>> begin RECORDS FOR THE EXERCISE

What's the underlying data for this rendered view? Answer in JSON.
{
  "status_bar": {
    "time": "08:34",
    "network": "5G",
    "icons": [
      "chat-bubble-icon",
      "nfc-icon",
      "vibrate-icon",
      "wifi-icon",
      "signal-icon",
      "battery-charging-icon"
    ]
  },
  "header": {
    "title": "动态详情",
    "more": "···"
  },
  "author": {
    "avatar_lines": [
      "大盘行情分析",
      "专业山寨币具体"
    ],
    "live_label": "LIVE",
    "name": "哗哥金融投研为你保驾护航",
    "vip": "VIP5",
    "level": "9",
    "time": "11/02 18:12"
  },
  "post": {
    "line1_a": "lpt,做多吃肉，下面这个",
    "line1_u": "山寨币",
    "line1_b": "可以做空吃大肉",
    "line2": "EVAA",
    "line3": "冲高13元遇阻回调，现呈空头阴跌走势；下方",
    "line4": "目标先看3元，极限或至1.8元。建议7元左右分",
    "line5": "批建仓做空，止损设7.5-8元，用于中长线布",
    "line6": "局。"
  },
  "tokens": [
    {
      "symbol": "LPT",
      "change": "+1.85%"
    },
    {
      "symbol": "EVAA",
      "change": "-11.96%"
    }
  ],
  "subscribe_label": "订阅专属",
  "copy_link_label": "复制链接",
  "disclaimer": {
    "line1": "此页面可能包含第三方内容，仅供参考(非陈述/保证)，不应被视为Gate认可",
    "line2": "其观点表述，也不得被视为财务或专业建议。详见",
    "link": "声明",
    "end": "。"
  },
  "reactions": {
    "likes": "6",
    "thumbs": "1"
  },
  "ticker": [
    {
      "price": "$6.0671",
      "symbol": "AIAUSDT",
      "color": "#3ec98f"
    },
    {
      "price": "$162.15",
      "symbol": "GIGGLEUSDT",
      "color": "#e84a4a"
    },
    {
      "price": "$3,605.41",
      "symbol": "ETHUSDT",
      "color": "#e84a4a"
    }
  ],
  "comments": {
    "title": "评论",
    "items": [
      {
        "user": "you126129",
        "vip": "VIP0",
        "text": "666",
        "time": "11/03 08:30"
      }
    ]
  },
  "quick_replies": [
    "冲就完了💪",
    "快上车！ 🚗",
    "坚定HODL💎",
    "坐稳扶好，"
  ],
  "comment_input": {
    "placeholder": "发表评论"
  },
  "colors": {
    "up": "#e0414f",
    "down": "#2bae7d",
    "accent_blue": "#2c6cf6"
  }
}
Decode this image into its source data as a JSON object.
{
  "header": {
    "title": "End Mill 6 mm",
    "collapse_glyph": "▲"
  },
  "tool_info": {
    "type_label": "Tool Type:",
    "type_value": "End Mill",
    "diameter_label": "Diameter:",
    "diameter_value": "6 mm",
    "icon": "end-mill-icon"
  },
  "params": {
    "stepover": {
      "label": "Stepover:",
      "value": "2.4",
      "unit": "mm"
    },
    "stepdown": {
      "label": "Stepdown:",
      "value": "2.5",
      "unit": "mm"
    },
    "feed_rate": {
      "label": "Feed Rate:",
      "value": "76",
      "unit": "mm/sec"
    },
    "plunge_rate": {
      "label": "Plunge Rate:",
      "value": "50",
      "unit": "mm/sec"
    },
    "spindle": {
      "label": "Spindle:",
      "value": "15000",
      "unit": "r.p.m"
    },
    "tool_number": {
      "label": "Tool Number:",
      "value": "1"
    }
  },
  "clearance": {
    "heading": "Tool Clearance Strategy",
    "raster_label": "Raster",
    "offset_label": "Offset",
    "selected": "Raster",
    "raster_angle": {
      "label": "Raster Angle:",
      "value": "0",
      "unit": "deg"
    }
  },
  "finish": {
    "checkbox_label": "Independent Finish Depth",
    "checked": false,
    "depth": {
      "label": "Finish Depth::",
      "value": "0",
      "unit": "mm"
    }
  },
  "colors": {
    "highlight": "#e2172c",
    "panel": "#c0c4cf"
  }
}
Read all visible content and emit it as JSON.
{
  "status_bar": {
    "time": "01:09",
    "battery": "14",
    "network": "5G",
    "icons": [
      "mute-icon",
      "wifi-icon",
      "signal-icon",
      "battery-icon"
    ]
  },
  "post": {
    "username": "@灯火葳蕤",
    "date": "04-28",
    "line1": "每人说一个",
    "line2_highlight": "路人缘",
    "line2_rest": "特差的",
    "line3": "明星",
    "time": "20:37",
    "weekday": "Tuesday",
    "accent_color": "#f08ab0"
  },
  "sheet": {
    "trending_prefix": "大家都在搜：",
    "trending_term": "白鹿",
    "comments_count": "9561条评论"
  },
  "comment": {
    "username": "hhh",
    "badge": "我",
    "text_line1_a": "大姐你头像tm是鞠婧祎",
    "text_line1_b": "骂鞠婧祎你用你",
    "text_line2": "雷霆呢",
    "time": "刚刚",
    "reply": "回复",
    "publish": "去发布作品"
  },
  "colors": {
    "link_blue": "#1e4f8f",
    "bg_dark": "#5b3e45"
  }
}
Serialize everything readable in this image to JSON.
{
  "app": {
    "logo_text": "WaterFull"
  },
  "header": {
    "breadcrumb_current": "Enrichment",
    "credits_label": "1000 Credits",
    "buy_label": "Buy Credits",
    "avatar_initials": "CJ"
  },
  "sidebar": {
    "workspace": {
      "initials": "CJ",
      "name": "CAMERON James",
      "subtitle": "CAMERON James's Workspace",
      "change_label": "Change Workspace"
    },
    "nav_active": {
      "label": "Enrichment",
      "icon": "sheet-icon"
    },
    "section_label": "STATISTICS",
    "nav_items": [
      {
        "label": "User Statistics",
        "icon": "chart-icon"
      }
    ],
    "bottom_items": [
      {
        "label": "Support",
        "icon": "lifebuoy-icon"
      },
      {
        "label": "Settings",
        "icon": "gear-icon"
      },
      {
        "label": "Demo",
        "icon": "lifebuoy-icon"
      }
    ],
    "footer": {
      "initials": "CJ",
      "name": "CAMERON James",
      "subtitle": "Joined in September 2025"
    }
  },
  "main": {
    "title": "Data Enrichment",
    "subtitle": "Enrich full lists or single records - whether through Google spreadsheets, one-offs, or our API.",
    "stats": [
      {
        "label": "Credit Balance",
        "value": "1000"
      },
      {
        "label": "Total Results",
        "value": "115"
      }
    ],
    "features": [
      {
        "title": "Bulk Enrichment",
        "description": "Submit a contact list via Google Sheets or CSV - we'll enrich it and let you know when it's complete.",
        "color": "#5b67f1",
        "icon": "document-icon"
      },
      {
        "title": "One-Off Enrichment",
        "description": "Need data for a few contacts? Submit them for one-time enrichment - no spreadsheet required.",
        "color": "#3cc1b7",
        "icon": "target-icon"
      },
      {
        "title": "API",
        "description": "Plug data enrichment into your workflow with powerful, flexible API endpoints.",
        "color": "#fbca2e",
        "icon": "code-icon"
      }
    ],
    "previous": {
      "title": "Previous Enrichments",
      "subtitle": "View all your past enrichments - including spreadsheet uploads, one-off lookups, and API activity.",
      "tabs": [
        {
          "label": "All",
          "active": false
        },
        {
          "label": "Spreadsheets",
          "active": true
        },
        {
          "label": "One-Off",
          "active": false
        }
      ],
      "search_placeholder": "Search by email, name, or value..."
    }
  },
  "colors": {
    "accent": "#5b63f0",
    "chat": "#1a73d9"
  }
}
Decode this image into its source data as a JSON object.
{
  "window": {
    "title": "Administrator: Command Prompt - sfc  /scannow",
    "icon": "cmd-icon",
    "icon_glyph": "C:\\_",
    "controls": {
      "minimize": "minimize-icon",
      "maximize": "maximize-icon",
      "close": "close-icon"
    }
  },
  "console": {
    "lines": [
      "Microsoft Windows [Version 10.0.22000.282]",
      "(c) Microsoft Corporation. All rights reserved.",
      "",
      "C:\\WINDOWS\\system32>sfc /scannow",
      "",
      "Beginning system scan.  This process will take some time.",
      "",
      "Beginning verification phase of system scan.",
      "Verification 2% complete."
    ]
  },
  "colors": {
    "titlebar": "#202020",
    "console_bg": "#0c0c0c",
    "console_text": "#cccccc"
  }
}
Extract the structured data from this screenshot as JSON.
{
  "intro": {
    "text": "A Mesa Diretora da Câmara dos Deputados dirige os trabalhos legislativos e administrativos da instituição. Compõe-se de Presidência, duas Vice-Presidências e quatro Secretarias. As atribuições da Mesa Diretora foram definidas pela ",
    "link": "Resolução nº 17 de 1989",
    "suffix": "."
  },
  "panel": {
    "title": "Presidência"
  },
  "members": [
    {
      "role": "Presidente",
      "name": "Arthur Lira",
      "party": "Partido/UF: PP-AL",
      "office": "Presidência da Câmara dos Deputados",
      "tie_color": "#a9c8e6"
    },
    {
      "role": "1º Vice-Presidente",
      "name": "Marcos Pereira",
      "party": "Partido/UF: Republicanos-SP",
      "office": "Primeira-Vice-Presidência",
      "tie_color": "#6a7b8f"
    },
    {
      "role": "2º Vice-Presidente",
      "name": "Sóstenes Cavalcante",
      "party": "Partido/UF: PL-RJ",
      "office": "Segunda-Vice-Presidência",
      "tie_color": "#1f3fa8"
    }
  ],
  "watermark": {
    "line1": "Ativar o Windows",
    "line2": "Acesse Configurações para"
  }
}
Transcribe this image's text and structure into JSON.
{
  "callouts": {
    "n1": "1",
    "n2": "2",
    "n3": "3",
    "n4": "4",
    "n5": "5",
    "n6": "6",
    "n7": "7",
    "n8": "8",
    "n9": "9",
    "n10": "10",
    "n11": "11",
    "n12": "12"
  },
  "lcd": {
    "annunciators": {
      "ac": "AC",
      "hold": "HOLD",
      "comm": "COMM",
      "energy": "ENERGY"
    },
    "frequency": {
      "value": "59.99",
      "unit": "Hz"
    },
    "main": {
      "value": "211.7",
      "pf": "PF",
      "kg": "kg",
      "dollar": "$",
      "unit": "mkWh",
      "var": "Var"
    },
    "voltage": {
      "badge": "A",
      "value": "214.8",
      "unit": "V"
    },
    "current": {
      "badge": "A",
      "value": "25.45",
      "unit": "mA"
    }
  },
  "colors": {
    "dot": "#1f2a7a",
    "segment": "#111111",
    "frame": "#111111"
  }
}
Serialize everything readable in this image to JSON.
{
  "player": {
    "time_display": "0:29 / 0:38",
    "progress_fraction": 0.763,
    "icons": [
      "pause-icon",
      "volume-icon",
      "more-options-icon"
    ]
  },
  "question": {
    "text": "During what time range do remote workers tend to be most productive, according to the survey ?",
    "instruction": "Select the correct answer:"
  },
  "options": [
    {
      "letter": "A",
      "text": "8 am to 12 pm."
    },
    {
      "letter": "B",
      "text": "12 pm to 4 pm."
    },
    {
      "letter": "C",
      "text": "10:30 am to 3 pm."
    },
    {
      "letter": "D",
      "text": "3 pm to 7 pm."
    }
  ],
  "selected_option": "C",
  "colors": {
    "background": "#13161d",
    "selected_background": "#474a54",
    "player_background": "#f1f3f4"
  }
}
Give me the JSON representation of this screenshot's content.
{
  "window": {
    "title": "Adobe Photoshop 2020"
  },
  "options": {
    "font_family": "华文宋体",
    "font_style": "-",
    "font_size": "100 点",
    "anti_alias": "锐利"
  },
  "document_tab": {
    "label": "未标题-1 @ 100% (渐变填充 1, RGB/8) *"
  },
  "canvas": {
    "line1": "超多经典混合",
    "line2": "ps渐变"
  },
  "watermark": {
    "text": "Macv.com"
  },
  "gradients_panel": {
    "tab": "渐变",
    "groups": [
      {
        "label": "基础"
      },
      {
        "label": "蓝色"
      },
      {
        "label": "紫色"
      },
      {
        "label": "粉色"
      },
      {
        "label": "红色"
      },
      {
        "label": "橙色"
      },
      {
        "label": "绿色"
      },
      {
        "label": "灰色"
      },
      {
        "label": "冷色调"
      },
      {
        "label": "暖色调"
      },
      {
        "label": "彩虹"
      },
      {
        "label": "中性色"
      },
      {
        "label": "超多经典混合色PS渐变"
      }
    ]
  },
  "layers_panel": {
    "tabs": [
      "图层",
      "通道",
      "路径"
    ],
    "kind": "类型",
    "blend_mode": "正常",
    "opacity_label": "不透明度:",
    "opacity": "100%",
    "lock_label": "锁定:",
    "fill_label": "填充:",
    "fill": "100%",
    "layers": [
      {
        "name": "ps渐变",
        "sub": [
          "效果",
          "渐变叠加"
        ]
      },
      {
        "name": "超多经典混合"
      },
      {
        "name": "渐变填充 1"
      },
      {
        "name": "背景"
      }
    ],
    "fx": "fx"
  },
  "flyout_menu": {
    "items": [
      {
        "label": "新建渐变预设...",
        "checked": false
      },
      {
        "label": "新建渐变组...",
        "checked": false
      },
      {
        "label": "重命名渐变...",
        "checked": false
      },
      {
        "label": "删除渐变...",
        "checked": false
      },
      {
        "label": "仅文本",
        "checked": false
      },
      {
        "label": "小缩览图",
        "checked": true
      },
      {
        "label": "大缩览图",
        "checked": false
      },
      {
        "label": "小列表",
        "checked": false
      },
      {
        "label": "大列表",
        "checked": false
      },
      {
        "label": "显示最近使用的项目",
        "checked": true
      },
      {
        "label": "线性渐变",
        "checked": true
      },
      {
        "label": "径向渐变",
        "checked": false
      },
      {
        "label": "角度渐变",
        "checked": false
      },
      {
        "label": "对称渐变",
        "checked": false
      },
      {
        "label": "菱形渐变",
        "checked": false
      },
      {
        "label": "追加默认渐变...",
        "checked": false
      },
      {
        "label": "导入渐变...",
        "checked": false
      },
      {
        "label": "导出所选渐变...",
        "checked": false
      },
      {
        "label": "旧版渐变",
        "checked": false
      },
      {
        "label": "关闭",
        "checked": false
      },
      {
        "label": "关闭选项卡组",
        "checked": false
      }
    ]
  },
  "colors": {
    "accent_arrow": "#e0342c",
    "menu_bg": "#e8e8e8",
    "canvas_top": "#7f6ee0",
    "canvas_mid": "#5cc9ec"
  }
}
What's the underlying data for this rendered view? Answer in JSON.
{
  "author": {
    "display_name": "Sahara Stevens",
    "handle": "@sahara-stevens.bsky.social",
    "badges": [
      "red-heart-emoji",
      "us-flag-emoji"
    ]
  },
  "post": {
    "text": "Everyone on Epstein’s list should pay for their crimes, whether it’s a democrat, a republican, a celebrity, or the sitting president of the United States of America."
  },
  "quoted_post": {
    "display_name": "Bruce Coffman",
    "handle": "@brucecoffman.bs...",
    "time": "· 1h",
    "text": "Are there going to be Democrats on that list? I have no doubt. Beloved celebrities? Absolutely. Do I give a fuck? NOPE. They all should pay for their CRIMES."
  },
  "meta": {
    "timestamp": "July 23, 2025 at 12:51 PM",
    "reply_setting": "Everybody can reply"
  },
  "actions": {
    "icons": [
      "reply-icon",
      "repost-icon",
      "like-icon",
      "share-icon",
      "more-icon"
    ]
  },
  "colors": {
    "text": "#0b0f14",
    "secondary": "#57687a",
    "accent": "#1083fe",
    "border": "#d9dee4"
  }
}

>> end RECORDS FOR THE EXERCISE

**TASK BRIEF:** Take every line from the data above that holds "Câmara" and copy it out.

**SOLUTION TO THIS TASK:**
    "text": "A Mesa Diretora da Câmara dos Deputados dirige os trabalhos legislativos e administrativos da instituição. Compõe-se de Presidência, duas Vice-Presidências e quatro Secretarias. As atribuições da Mesa Diretora foram definidas pela ",
      "office": "Presidência da Câmara dos Deputados",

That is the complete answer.